- The request
Find all the lines with "color" and gather them.

- Available data
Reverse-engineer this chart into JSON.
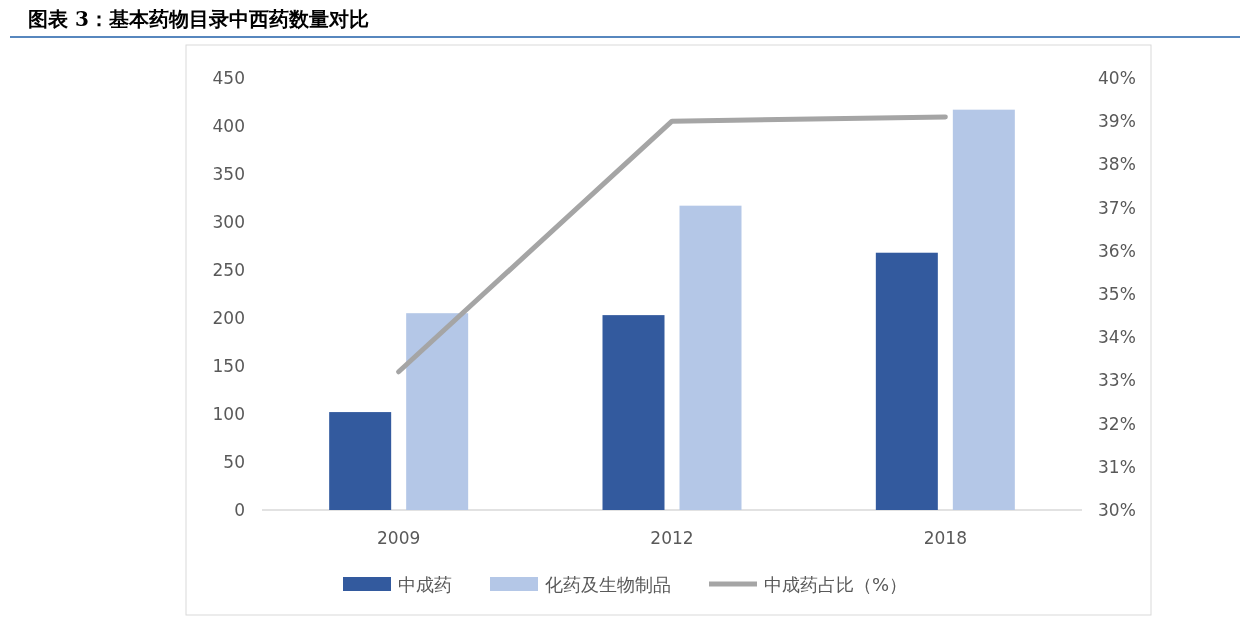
{
  "chart_data": {
    "type": "bar",
    "title": "图表 3：基本药物目录中西药数量对比",
    "categories": [
      "2009",
      "2012",
      "2018"
    ],
    "series": [
      {
        "name": "中成药",
        "color": "#335a9e",
        "values": [
          102,
          203,
          268
        ]
      },
      {
        "name": "化药及生物制品",
        "color": "#b4c7e7",
        "values": [
          205,
          317,
          417
        ]
      },
      {
        "name": "中成药占比（%）",
        "type": "line",
        "axis": "y2",
        "color": "#a5a5a5",
        "values": [
          33.2,
          39.0,
          39.1
        ]
      }
    ],
    "ylim": [
      0,
      450
    ],
    "yticks": [
      0,
      50,
      100,
      150,
      200,
      250,
      300,
      350,
      400,
      450
    ],
    "y2lim": [
      30,
      40
    ],
    "y2ticks": [
      {
        "value": 30,
        "label": "30%"
      },
      {
        "value": 31,
        "label": "31%"
      },
      {
        "value": 32,
        "label": "32%"
      },
      {
        "value": 33,
        "label": "33%"
      },
      {
        "value": 34,
        "label": "34%"
      },
      {
        "value": 35,
        "label": "35%"
      },
      {
        "value": 36,
        "label": "36%"
      },
      {
        "value": 37,
        "label": "37%"
      },
      {
        "value": 38,
        "label": "38%"
      },
      {
        "value": 39,
        "label": "39%"
      },
      {
        "value": 40,
        "label": "40%"
      }
    ],
    "legend": "bottom",
    "grid": false
  }
}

- Solution to this exercise
        "color": "#335a9e",
        "color": "#b4c7e7",
        "color": "#a5a5a5",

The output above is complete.